◆ WORK TO COMPLETE ◆
Count the lines in the listing below that contain the string "label", and reply with only that number.
╔══
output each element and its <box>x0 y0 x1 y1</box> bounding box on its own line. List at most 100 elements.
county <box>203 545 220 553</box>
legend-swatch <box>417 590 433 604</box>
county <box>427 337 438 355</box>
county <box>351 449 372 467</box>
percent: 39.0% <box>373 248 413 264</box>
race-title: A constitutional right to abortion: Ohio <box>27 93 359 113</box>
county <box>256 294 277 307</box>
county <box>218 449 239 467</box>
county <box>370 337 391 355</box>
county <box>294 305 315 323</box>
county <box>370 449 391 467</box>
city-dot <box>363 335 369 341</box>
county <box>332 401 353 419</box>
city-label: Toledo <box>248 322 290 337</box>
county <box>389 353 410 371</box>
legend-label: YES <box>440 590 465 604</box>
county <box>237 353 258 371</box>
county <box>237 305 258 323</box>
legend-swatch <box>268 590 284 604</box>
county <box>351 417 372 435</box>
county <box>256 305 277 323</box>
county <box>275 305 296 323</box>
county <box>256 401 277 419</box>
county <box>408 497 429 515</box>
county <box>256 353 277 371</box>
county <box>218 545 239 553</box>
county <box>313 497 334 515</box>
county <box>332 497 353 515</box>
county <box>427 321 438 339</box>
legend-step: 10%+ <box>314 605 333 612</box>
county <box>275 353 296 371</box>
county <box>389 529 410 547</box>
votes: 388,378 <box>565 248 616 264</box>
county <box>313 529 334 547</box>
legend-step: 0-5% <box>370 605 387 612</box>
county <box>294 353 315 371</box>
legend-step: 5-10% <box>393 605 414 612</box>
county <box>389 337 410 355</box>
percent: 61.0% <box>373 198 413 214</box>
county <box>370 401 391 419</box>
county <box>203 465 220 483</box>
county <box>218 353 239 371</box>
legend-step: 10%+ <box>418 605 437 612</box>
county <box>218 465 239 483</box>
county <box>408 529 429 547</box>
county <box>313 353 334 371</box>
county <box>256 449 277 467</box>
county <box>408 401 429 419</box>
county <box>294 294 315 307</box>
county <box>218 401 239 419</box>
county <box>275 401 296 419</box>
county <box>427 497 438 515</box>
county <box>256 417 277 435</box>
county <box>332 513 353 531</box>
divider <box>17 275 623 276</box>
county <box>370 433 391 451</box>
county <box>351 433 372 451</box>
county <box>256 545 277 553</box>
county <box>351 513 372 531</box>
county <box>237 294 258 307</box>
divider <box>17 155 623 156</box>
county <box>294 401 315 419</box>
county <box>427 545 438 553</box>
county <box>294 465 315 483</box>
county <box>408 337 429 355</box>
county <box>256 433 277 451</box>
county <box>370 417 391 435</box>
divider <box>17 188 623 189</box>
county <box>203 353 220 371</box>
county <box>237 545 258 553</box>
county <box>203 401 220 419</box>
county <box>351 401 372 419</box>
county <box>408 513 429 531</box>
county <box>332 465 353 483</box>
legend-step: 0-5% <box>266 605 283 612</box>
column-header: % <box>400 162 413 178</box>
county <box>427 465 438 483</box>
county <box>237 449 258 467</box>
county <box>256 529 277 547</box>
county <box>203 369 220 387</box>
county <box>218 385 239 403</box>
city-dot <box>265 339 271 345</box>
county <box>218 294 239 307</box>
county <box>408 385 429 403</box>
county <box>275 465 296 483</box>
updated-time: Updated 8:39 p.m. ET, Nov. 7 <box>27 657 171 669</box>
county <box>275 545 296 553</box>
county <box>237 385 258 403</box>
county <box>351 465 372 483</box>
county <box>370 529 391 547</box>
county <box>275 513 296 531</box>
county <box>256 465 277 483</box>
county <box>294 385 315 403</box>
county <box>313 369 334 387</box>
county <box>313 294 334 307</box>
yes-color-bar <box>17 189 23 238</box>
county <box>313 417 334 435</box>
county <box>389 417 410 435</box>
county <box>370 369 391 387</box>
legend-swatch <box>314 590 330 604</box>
╚══
◆ COMPLETE OUTPUT ◆
2